[Collection entries]
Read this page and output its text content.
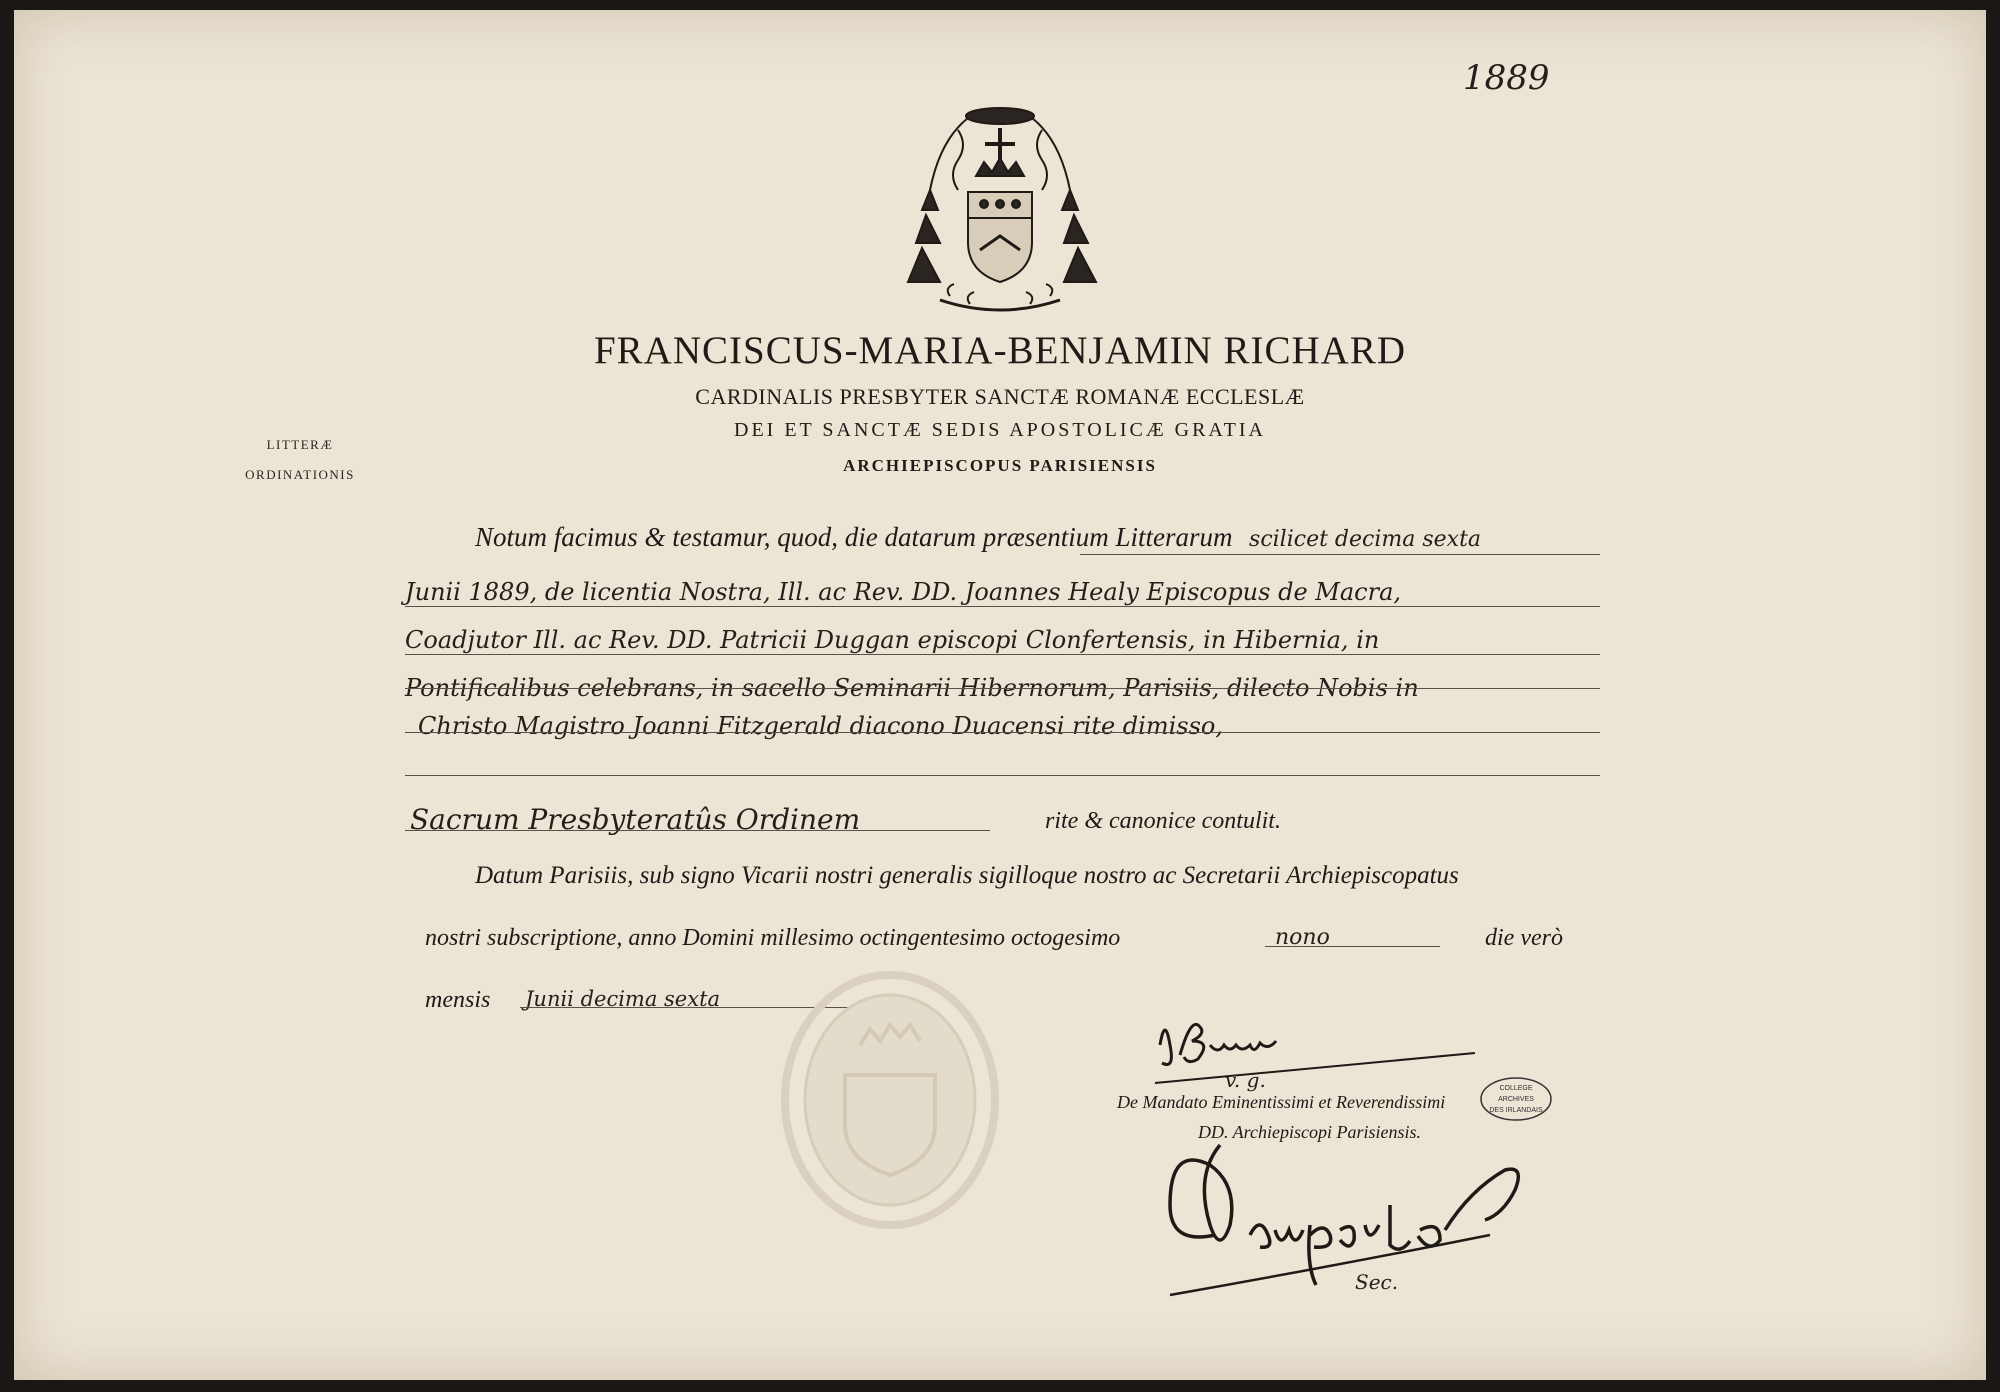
1889
FRANCISCUS-MARIA-BENJAMIN RICHARD
CARDINALIS PRESBYTER SANCTÆ ROMANÆ ECCLESLÆ
DEI ET SANCTÆ SEDIS APOSTOLICÆ GRATIA
ARCHIEPISCOPUS PARISIENSIS
LITTERÆ
ORDINATIONIS
Notum facimus & testamur, quod, die datarum præsentium Litterarum scilicet decima sexta
Junii 1889, de licentia Nostra, Ill. ac Rev. DD. Joannes Healy Episcopus de Macra,
Coadjutor Ill. ac Rev. DD. Patricii Duggan episcopi Clonfertensis, in Hibernia, in
Pontificalibus celebrans, in sacello Seminarii Hibernorum, Parisiis, dilecto Nobis in
Christo Magistro Joanni Fitzgerald diacono Duacensi rite dimisso,
Sacrum Presbyteratûs Ordinem	rite & canonice contulit.
Datum Parisiis, sub signo Vicarii nostri generalis sigilloque nostro ac Secretarii Archiepiscopatus
nostri subscriptione, anno Domini millesimo octingentesimo octogesimo	nono	die verò
mensis Junii decima sexta
v. g.
De Mandato Eminentissimi et Reverendissimi
DD. Archiepiscopi Parisiensis.
COLLEGE
ARCHIVES
DES IRLANDAIS
Sec.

Exercise instructions: Leave out the pictures and retype every line above exactly.

Answer to this exercise:
Read this page and output its text content.
1889
FRANCISCUS-MARIA-BENJAMIN RICHARD
CARDINALIS PRESBYTER SANCTÆ ROMANÆ ECCLESLÆ
DEI ET SANCTÆ SEDIS APOSTOLICÆ GRATIA
ARCHIEPISCOPUS PARISIENSIS
LITTERÆ
ORDINATIONIS
Notum facimus & testamur, quod, die datarum præsentium Litterarum scilicet decima sexta
Junii 1889, de licentia Nostra, Ill. ac Rev. DD. Joannes Healy Episcopus de Macra,
Coadjutor Ill. ac Rev. DD. Patricii Duggan episcopi Clonfertensis, in Hibernia, in
Pontificalibus celebrans, in sacello Seminarii Hibernorum, Parisiis, dilecto Nobis in
Christo Magistro Joanni Fitzgerald diacono Duacensi rite dimisso,
Sacrum Presbyteratûs Ordinem	rite & canonice contulit.
Datum Parisiis, sub signo Vicarii nostri generalis sigilloque nostro ac Secretarii Archiepiscopatus
nostri subscriptione, anno Domini millesimo octingentesimo octogesimo	nono	die verò
mensis Junii decima sexta
v. g.
De Mandato Eminentissimi et Reverendissimi
DD. Archiepiscopi Parisiensis.
COLLEGE
ARCHIVES
DES IRLANDAIS
Sec.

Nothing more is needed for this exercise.